Given instruction:
Rewrite the records below, replacing every "note-group" with "note-cluster" and leaving everything else as it is. Leave the pictures out of your answer.

------------------------------

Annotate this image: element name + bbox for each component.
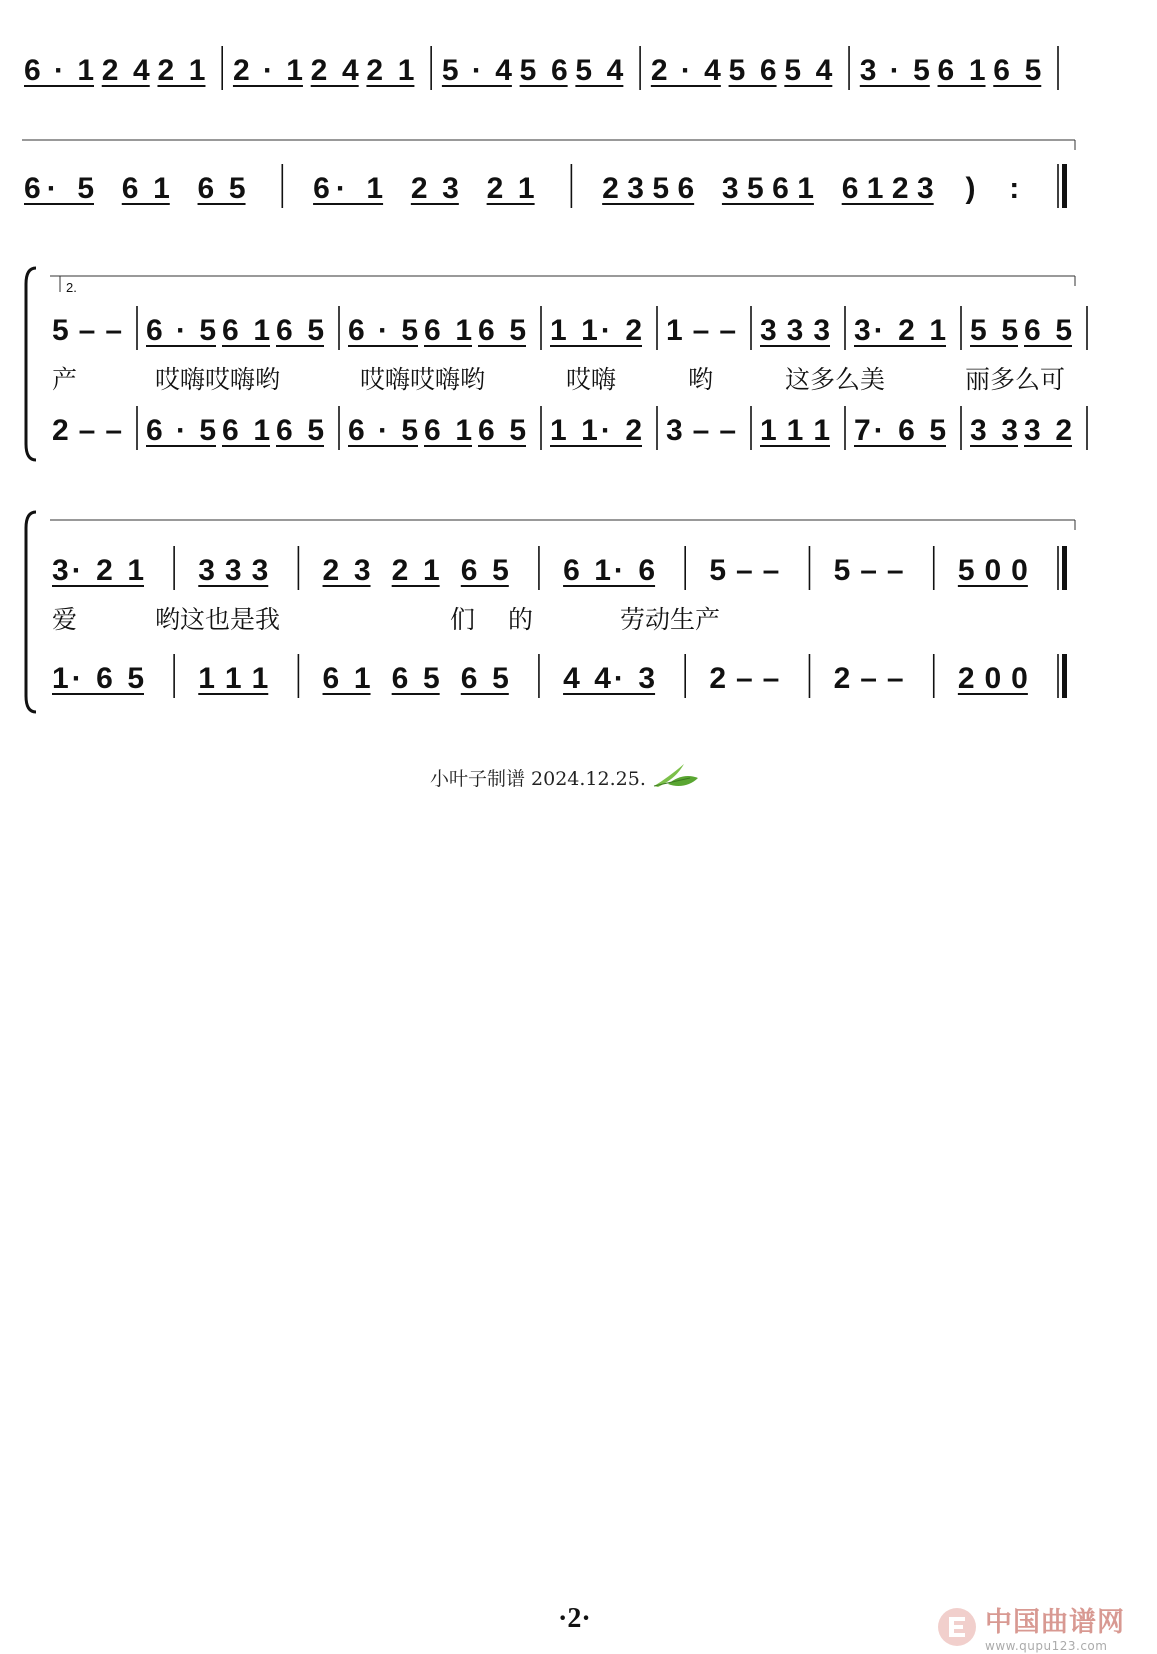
note-group: 6 1 2 3 [841, 172, 934, 205]
note-group: 3· 2 1 [854, 314, 946, 347]
site-watermark [935, 1600, 1125, 1653]
lyric-phrase: 产 [52, 365, 78, 394]
note-group: 1 1 1 [760, 414, 830, 447]
lyric-phrase: 这多么美 [785, 365, 886, 394]
repeat-symbol: ) [965, 172, 976, 205]
note-group: 2 3 5 6 [602, 172, 695, 205]
note-group: 2 1 [366, 54, 415, 87]
lyric-phrase: 哟 [688, 365, 714, 394]
second-ending-label: 2. [66, 280, 77, 295]
note-group: 6·5 [146, 314, 216, 347]
note-group: 6 1 [424, 414, 472, 447]
note-group: 6 5 [276, 414, 324, 447]
repeat-symbol: : [1009, 172, 1020, 205]
note-group: 6 5 [478, 414, 526, 447]
note-group: 3 3 3 [760, 314, 830, 347]
note-group: 3 – – [666, 414, 736, 447]
note-group: 6 1· 6 [563, 554, 656, 587]
note-group: 6 1 [222, 314, 270, 347]
note-group: 6 5 [276, 314, 324, 347]
note-group: 6·5 [348, 314, 418, 347]
site-url: www.qupu123.com [985, 1639, 1108, 1653]
note-group: 1 1 1 [198, 662, 269, 695]
note-group: 2 3 [322, 554, 371, 587]
note-group: 7· 6 5 [854, 414, 946, 447]
note-group: 6 5 [993, 54, 1042, 87]
note-group: 5 4 [575, 54, 624, 87]
note-group: 2 4 [101, 54, 150, 87]
lyric-phrase: 哎嗨 [566, 365, 617, 394]
note-group: 6·5 [146, 414, 216, 447]
system-brace [26, 512, 36, 712]
note-group: 6 1 [222, 414, 270, 447]
note-group: 5 5 [970, 314, 1018, 347]
note-group: 2 – – [709, 662, 780, 695]
note-group: 6 5 [460, 554, 509, 587]
note-group: 2 1 [486, 172, 535, 205]
note-group: 5 – – [52, 314, 122, 347]
note-group: 6 1 [424, 314, 472, 347]
final-barline [1062, 546, 1067, 590]
lyric-phrase: 哎嗨哎嗨哟 [360, 365, 486, 394]
note-group: 6·5 [348, 414, 418, 447]
note-group: 6 1 [322, 662, 371, 695]
note-group: 6 5 [391, 662, 440, 695]
lyric-phrase: 们 [450, 605, 476, 634]
credit-text: 小叶子制谱 2024.12.25. [430, 768, 646, 790]
transcriber-credit [430, 760, 700, 795]
note-group: 4 4· 3 [563, 662, 656, 695]
note-group: 6 1 [121, 172, 170, 205]
site-name: 中国曲谱网 [985, 1607, 1125, 1638]
note-group: 3 3 [970, 414, 1018, 447]
note-group: 3 3 3 [198, 554, 269, 587]
note-group: 5 – – [709, 554, 780, 587]
note-group: 5·4 [441, 54, 512, 87]
system-brace [26, 268, 36, 460]
note-group: 6 5 [197, 172, 246, 205]
note-group: 2 1 [157, 54, 206, 87]
note-group: 2 – – [52, 414, 122, 447]
line-1 [24, 46, 1058, 90]
site-logo-icon [935, 1605, 979, 1649]
page-number: ·2· [558, 1603, 591, 1634]
note-group: 3 2 [1024, 414, 1072, 447]
note-group: 6 5 [460, 662, 509, 695]
leaf-icon [650, 760, 700, 795]
final-barline [1062, 164, 1067, 208]
note-group: 6· 1 [313, 172, 384, 205]
note-group: 2 – – [833, 662, 904, 695]
note-group: 6 5 [478, 314, 526, 347]
note-group: 5 6 [728, 54, 777, 87]
lyric-phrase: 丽多么可 [965, 365, 1066, 394]
note-group: 6· 5 [24, 172, 94, 205]
note-group: 2 3 [410, 172, 459, 205]
note-group: 6 5 [1024, 314, 1072, 347]
note-group: 6 1 [937, 54, 986, 87]
line-3 [26, 268, 1087, 460]
lyric-phrase: 哎嗨哎嗨哟 [155, 365, 281, 394]
note-group: 6·1 [24, 54, 94, 87]
line-2 [22, 140, 1075, 208]
note-group: 3·5 [859, 54, 930, 87]
note-group: 2·4 [650, 54, 721, 87]
note-group: 5 0 0 [957, 554, 1028, 587]
note-group: 3· 2 1 [52, 554, 144, 587]
line-4 [26, 512, 1075, 712]
note-group: 5 4 [784, 54, 833, 87]
lyric-phrase: 爱 [52, 605, 78, 634]
lyric-phrase: 的 [508, 605, 534, 634]
note-group: 5 6 [519, 54, 568, 87]
note-group: 2 4 [310, 54, 359, 87]
note-group: 3 5 6 1 [721, 172, 814, 205]
lyric-phrase: 哟这也是我 [155, 605, 281, 634]
note-group: 1 1· 2 [550, 414, 642, 447]
note-group: 1· 6 5 [52, 662, 144, 695]
note-group: 2 1 [391, 554, 440, 587]
note-group: 1 1· 2 [550, 314, 642, 347]
lyric-phrase: 劳动生产 [620, 605, 721, 634]
note-group: 2 0 0 [957, 662, 1028, 695]
final-barline [1062, 654, 1067, 698]
note-group: 2·1 [232, 54, 303, 87]
note-group: 5 – – [833, 554, 904, 587]
note-group: 1 – – [666, 314, 736, 347]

------------------------------

Answer to the problem:
Annotate this image: element name + bbox for each component.
note-cluster: 6 1 2 3 [841, 172, 934, 205]
note-cluster: 3· 2 1 [854, 314, 946, 347]
site-watermark [935, 1600, 1125, 1653]
lyric-phrase: 产 [52, 365, 78, 394]
note-cluster: 1 1 1 [760, 414, 830, 447]
lyric-phrase: 这多么美 [785, 365, 886, 394]
repeat-symbol: ) [965, 172, 976, 205]
note-cluster: 2 3 5 6 [602, 172, 695, 205]
note-cluster: 2 1 [366, 54, 415, 87]
lyric-phrase: 哟 [688, 365, 714, 394]
second-ending-label: 2. [66, 280, 77, 295]
note-cluster: 6·5 [146, 314, 216, 347]
note-cluster: 6 1 [424, 414, 472, 447]
note-cluster: 6 5 [276, 414, 324, 447]
repeat-symbol: : [1009, 172, 1020, 205]
note-cluster: 6 5 [478, 414, 526, 447]
note-cluster: 3 3 3 [760, 314, 830, 347]
note-cluster: 3 – – [666, 414, 736, 447]
note-cluster: 6 1· 6 [563, 554, 656, 587]
note-cluster: 6 1 [222, 314, 270, 347]
note-cluster: 6 5 [276, 314, 324, 347]
note-cluster: 6·5 [348, 314, 418, 347]
site-url: www.qupu123.com [985, 1639, 1108, 1653]
note-cluster: 1 1 1 [198, 662, 269, 695]
note-cluster: 2 3 [322, 554, 371, 587]
note-cluster: 7· 6 5 [854, 414, 946, 447]
note-cluster: 6 5 [993, 54, 1042, 87]
note-cluster: 5 4 [575, 54, 624, 87]
note-cluster: 2 4 [101, 54, 150, 87]
lyric-phrase: 哎嗨 [566, 365, 617, 394]
note-cluster: 6·5 [146, 414, 216, 447]
system-brace [26, 512, 36, 712]
note-cluster: 6 1 [222, 414, 270, 447]
note-cluster: 5 5 [970, 314, 1018, 347]
note-cluster: 2 – – [709, 662, 780, 695]
note-cluster: 6 5 [460, 554, 509, 587]
note-cluster: 2 1 [486, 172, 535, 205]
note-cluster: 5 – – [52, 314, 122, 347]
note-cluster: 6 1 [424, 314, 472, 347]
final-barline [1062, 546, 1067, 590]
lyric-phrase: 哎嗨哎嗨哟 [360, 365, 486, 394]
note-cluster: 6·5 [348, 414, 418, 447]
note-cluster: 6 1 [322, 662, 371, 695]
note-cluster: 6 5 [391, 662, 440, 695]
lyric-phrase: 们 [450, 605, 476, 634]
credit-text: 小叶子制谱 2024.12.25. [430, 768, 646, 790]
transcriber-credit [430, 760, 700, 795]
note-cluster: 4 4· 3 [563, 662, 656, 695]
note-cluster: 6 1 [121, 172, 170, 205]
site-name: 中国曲谱网 [985, 1607, 1125, 1638]
note-cluster: 3 3 [970, 414, 1018, 447]
note-cluster: 3 3 3 [198, 554, 269, 587]
note-cluster: 5 – – [709, 554, 780, 587]
note-cluster: 5·4 [441, 54, 512, 87]
system-brace [26, 268, 36, 460]
note-cluster: 6 5 [197, 172, 246, 205]
note-cluster: 2 1 [157, 54, 206, 87]
note-cluster: 2 – – [52, 414, 122, 447]
line-1 [24, 46, 1058, 90]
site-logo-icon [935, 1605, 979, 1649]
page-number: ·2· [558, 1603, 591, 1634]
note-cluster: 3 2 [1024, 414, 1072, 447]
note-cluster: 6 5 [460, 662, 509, 695]
leaf-icon [650, 760, 700, 795]
final-barline [1062, 164, 1067, 208]
note-cluster: 6· 1 [313, 172, 384, 205]
note-cluster: 2 – – [833, 662, 904, 695]
note-cluster: 6 5 [478, 314, 526, 347]
note-cluster: 5 6 [728, 54, 777, 87]
lyric-phrase: 丽多么可 [965, 365, 1066, 394]
note-cluster: 6· 5 [24, 172, 94, 205]
note-cluster: 2 3 [410, 172, 459, 205]
note-cluster: 6 5 [1024, 314, 1072, 347]
note-cluster: 6 1 [937, 54, 986, 87]
line-3 [26, 268, 1087, 460]
lyric-phrase: 哎嗨哎嗨哟 [155, 365, 281, 394]
note-cluster: 6·1 [24, 54, 94, 87]
line-2 [22, 140, 1075, 208]
note-cluster: 3·5 [859, 54, 930, 87]
note-cluster: 2·4 [650, 54, 721, 87]
note-cluster: 5 0 0 [957, 554, 1028, 587]
note-cluster: 3· 2 1 [52, 554, 144, 587]
line-4 [26, 512, 1075, 712]
note-cluster: 5 4 [784, 54, 833, 87]
lyric-phrase: 爱 [52, 605, 78, 634]
lyric-phrase: 的 [508, 605, 534, 634]
note-cluster: 5 6 [519, 54, 568, 87]
note-cluster: 2 4 [310, 54, 359, 87]
note-cluster: 3 5 6 1 [721, 172, 814, 205]
lyric-phrase: 哟这也是我 [155, 605, 281, 634]
note-cluster: 1 1· 2 [550, 414, 642, 447]
note-cluster: 1· 6 5 [52, 662, 144, 695]
note-cluster: 2 1 [391, 554, 440, 587]
note-cluster: 1 1· 2 [550, 314, 642, 347]
lyric-phrase: 劳动生产 [620, 605, 721, 634]
note-cluster: 2 0 0 [957, 662, 1028, 695]
final-barline [1062, 654, 1067, 698]
note-cluster: 2·1 [232, 54, 303, 87]
note-cluster: 5 – – [833, 554, 904, 587]
note-cluster: 1 – – [666, 314, 736, 347]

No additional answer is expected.